━━━━━ THE RECORDS ━━━━━
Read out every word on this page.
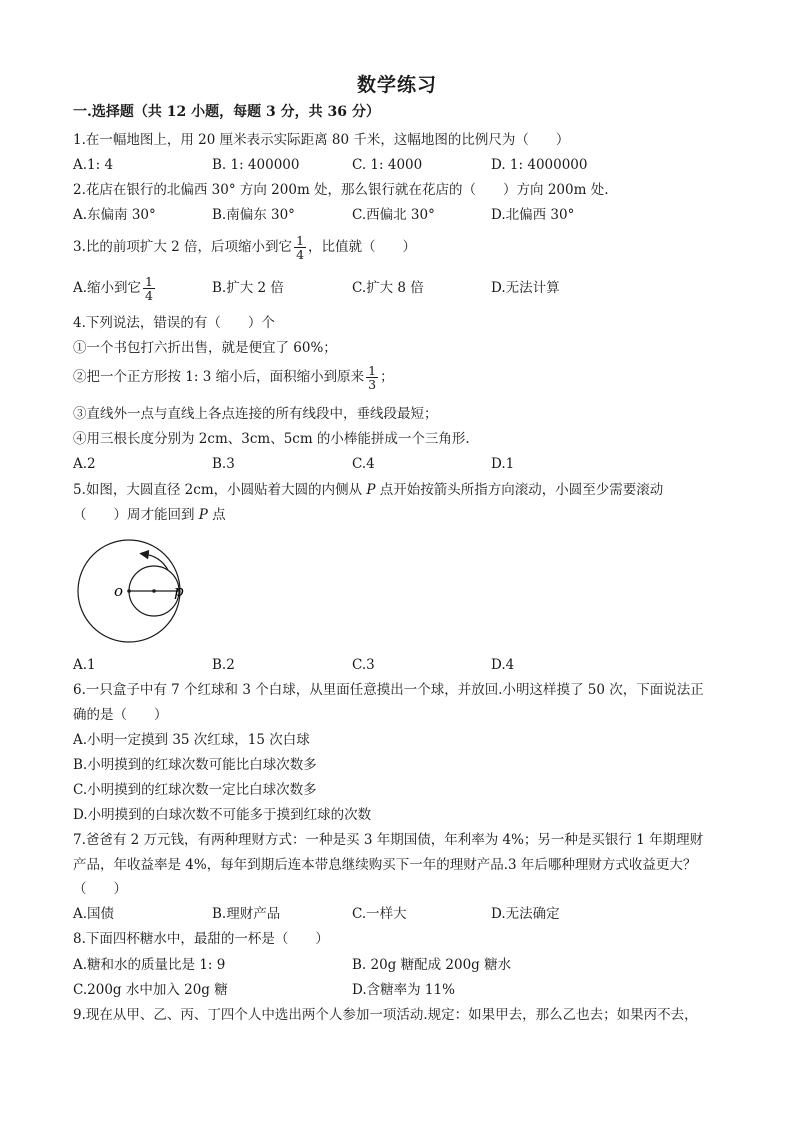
数学练习
一.选择题（共 12 小题，每题 3 分，共 36 分）
1.在一幅地图上，用 20 厘米表示实际距离 80 千米，这幅地图的比例尺为（　　）
A.1: 4	B. 1: 400000	C. 1: 4000	D. 1: 4000000
2.花店在银行的北偏西 30° 方向 200m 处，那么银行就在花店的（　　）方向 200m 处.
A.东偏南 30°	B.南偏东 30°	C.西偏北 30°	D.北偏西 30°
3.比的前项扩大 2 倍，后项缩小到它 $\frac{1}{4}$ ，比值就（　　）
A.缩小到它 $\frac{1}{4}$	B.扩大 2 倍	C.扩大 8 倍	D.无法计算
4.下列说法，错误的有（　　）个
①一个书包打六折出售，就是便宜了 60%；
②把一个正方形按 1: 3 缩小后，面积缩小到原来 $\frac{1}{3}$ ；
③直线外一点与直线上各点连接的所有线段中，垂线段最短；
④用三根长度分别为 2cm、3cm、5cm 的小棒能拼成一个三角形.
A.2	B.3	C.4	D.1
5.如图，大圆直径 2cm，小圆贴着大圆的内侧从 P 点开始按箭头所指方向滚动，小圆至少需要滚动
（　　）周才能回到 P 点
o	p
A.1	B.2	C.3	D.4
6.一只盒子中有 7 个红球和 3 个白球，从里面任意摸出一个球，并放回.小明这样摸了 50 次，下面说法正
确的是（　　）
A.小明一定摸到 35 次红球，15 次白球
B.小明摸到的红球次数可能比白球次数多
C.小明摸到的红球次数一定比白球次数多
D.小明摸到的白球次数不可能多于摸到红球的次数
7.爸爸有 2 万元钱，有两种理财方式：一种是买 3 年期国债，年利率为 4%；另一种是买银行 1 年期理财
产品，年收益率是 4%，每年到期后连本带息继续购买下一年的理财产品.3 年后哪种理财方式收益更大？
（　　）
A.国债	B.理财产品	C.一样大	D.无法确定
8.下面四杯糖水中，最甜的一杯是（　　）
A.糖和水的质量比是 1: 9	B. 20g 糖配成 200g 糖水
C.200g 水中加入 20g 糖	D.含糖率为 11%
9.现在从甲、乙、丙、丁四个人中选出两个人参加一项活动.规定：如果甲去，那么乙也去；如果丙不去，
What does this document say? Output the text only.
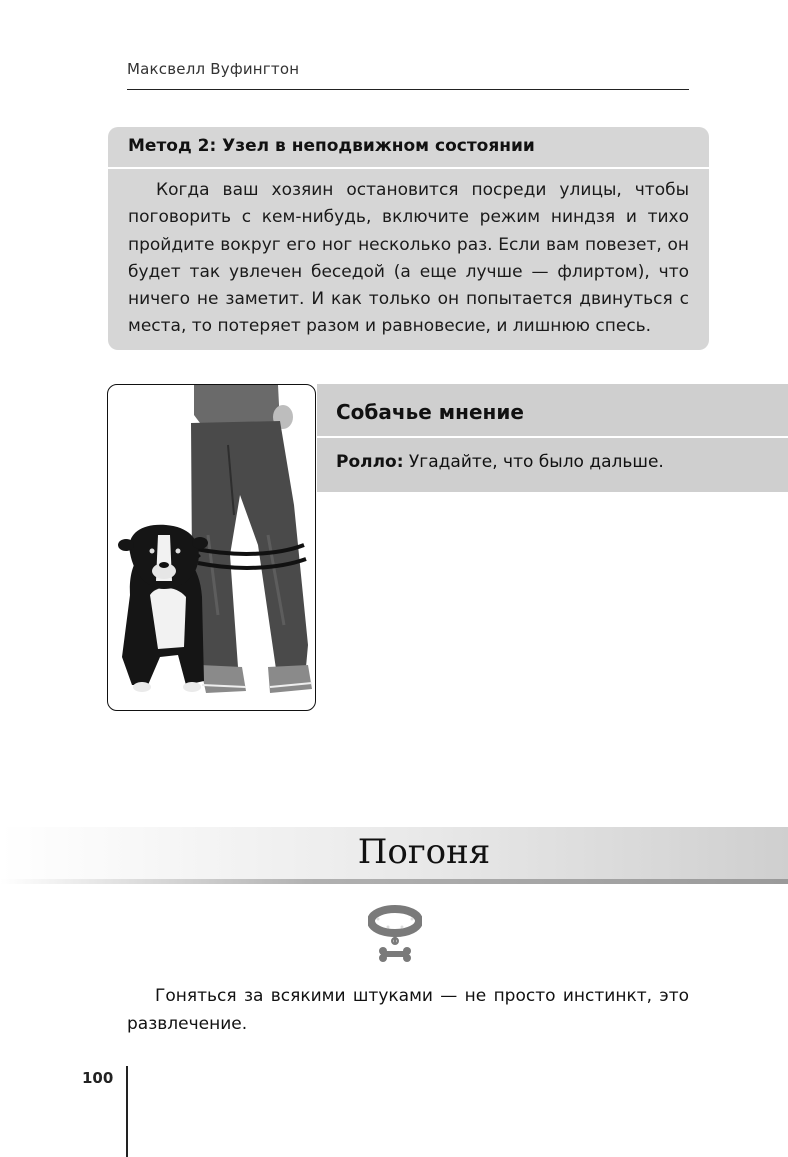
Максвелл Вуфингтон
Метод 2: Узел в неподвижном состоянии
Когда ваш хозяин остановится посреди улицы, чтобы поговорить с кем-нибудь, включите режим ниндзя и тихо пройдите вокруг его ног несколько раз. Если вам повезет, он будет так увлечен беседой (а еще лучше — флиртом), что ничего не заметит. И как только он попытается двинуться с места, то потеряет разом и равновесие, и лишнюю спесь.
Собачье мнение
Ролло: Угадайте, что было дальше.
Погоня
Гоняться за всякими штуками — не просто инстинкт, это развлечение.
100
━━━━━
WHAT YOU WILL DO →
Omit every picture, and otherwise quote the entries exactly.

ANSWER TO THIS EXERCISE →
Read out every word on this page.
数学练习
一.选择题（共 12 小题，每题 3 分，共 36 分）
1.在一幅地图上，用 20 厘米表示实际距离 80 千米，这幅地图的比例尺为（　　）
A.1: 4	B. 1: 400000	C. 1: 4000	D. 1: 4000000
2.花店在银行的北偏西 30° 方向 200m 处，那么银行就在花店的（　　）方向 200m 处.
A.东偏南 30°	B.南偏东 30°	C.西偏北 30°	D.北偏西 30°
3.比的前项扩大 2 倍，后项缩小到它 $\frac{1}{4}$ ，比值就（　　）
A.缩小到它 $\frac{1}{4}$	B.扩大 2 倍	C.扩大 8 倍	D.无法计算
4.下列说法，错误的有（　　）个
①一个书包打六折出售，就是便宜了 60%；
②把一个正方形按 1: 3 缩小后，面积缩小到原来 $\frac{1}{3}$ ；
③直线外一点与直线上各点连接的所有线段中，垂线段最短；
④用三根长度分别为 2cm、3cm、5cm 的小棒能拼成一个三角形.
A.2	B.3	C.4	D.1
5.如图，大圆直径 2cm，小圆贴着大圆的内侧从 P 点开始按箭头所指方向滚动，小圆至少需要滚动
（　　）周才能回到 P 点
o	p
A.1	B.2	C.3	D.4
6.一只盒子中有 7 个红球和 3 个白球，从里面任意摸出一个球，并放回.小明这样摸了 50 次，下面说法正
确的是（　　）
A.小明一定摸到 35 次红球，15 次白球
B.小明摸到的红球次数可能比白球次数多
C.小明摸到的红球次数一定比白球次数多
D.小明摸到的白球次数不可能多于摸到红球的次数
7.爸爸有 2 万元钱，有两种理财方式：一种是买 3 年期国债，年利率为 4%；另一种是买银行 1 年期理财
产品，年收益率是 4%，每年到期后连本带息继续购买下一年的理财产品.3 年后哪种理财方式收益更大？
（　　）
A.国债	B.理财产品	C.一样大	D.无法确定
8.下面四杯糖水中，最甜的一杯是（　　）
A.糖和水的质量比是 1: 9	B. 20g 糖配成 200g 糖水
C.200g 水中加入 20g 糖	D.含糖率为 11%
9.现在从甲、乙、丙、丁四个人中选出两个人参加一项活动.规定：如果甲去，那么乙也去；如果丙不去，
What does this document say? Output the text only.
Максвелл Вуфингтон
Метод 2: Узел в неподвижном состоянии
Когда ваш хозяин остановится посреди улицы, чтобы поговорить с кем-нибудь, включите режим ниндзя и тихо пройдите вокруг его ног несколько раз. Если вам повезет, он будет так увлечен беседой (а еще лучше — флиртом), что ничего не заметит. И как только он попытается двинуться с места, то потеряет разом и равновесие, и лишнюю спесь.
Собачье мнение
Ролло: Угадайте, что было дальше.
Погоня
Гоняться за всякими штуками — не просто инстинкт, это развлечение.
100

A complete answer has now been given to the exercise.